PAGE EXCERPT =
The 5-2 record the White Sox managed this past week is right up there with the best performance they’ve managed all season. The weekend triumph against the Cubs was the first three-game sweep since they bested the Mariners on April 20-22nd.
A dominant stretch against the crosstown team covered up a disappointing moment where the Sox blew leads on consecutive nights to the Tigers and Angels, but it nothing takes away from a great week for the offense.
They scored 39 runs in seven games, hit a burly .291/.351/.476, and even bailed out the pitching staff from a poor effort Monday night, after so, so many instances of vice-versa.
That they did this without Paul Konerko for the last two games, playing National League-style ball for the final three, and fielding automatic outs at 3rd base (Morel and Escobar) all week.
In other words, the week’s production is a testament to Adam Dunn and Dayan Viciedo.
They combined for seven home runs, and went 18-for-53 with seven walks. Dunn provided all of the walks, Viciedo had most of the hits, and it was a pretty viable 3-4 combo while Konerko was injured.
Hot starters Gavin Floyd and Jake Peavy were dragged back to Earth this week with a pair of poor outings, not a single starter managed to get through the seventh inning, but all-in-all, things went rather well.
After Danks’ umpteenth trainwreck start on Monday, and Peavy and Floyd’s 6th inning implosions, Ventura finally developed a somewhat quick hook.
He yanked Chris Sale when his command fell apart after 5.1 IP, yanked Philip Humber when a tight situation emerged after 6.1 IP, yanked Danks after 6.1 shutout innings for no discernible reason besides ‘it’s John Danks in 2012 and you shouldn’t push your luck’, and pulled Peavy Sunday after back-to-back batters made hard contact…in a 5-0 game.

PROBLEMS TO SOLVE =
a - Summarize the White Sox weekly recap in two sentences.
b - According to the White Sox recap, which team had the White Sox last swept in a three-game series before the Cubs?

SUPPLIED INFORMATION =
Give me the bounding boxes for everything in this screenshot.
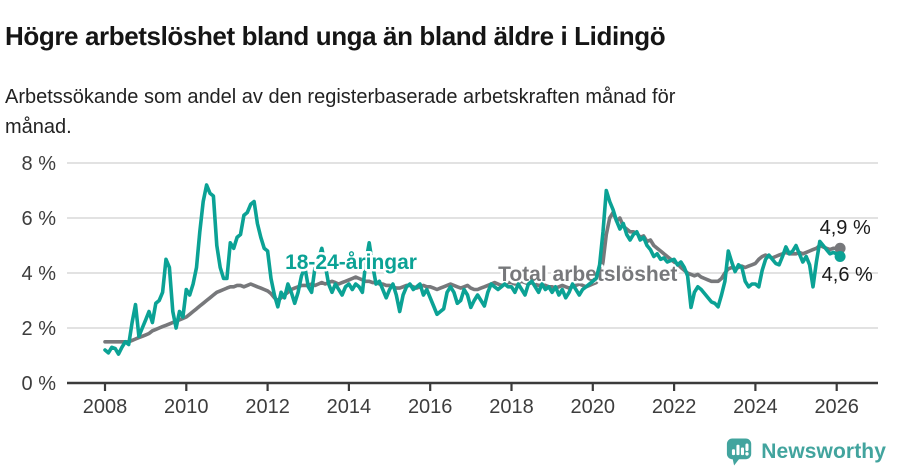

SOLUTIONS BY TASK =
a - The White Sox went 5-2 this week, including a three-game sweep of the Cubs, and the offense scored 39 runs in seven games while hitting .291/.351/.476. Adam Dunn and Dayan Viciedo combined for seven home runs while Paul Konerko was injured, and although no starter got through the seventh inning, Ventura developed a somewhat quicker hook with his starters.

b - The Mariners, on April 20-22.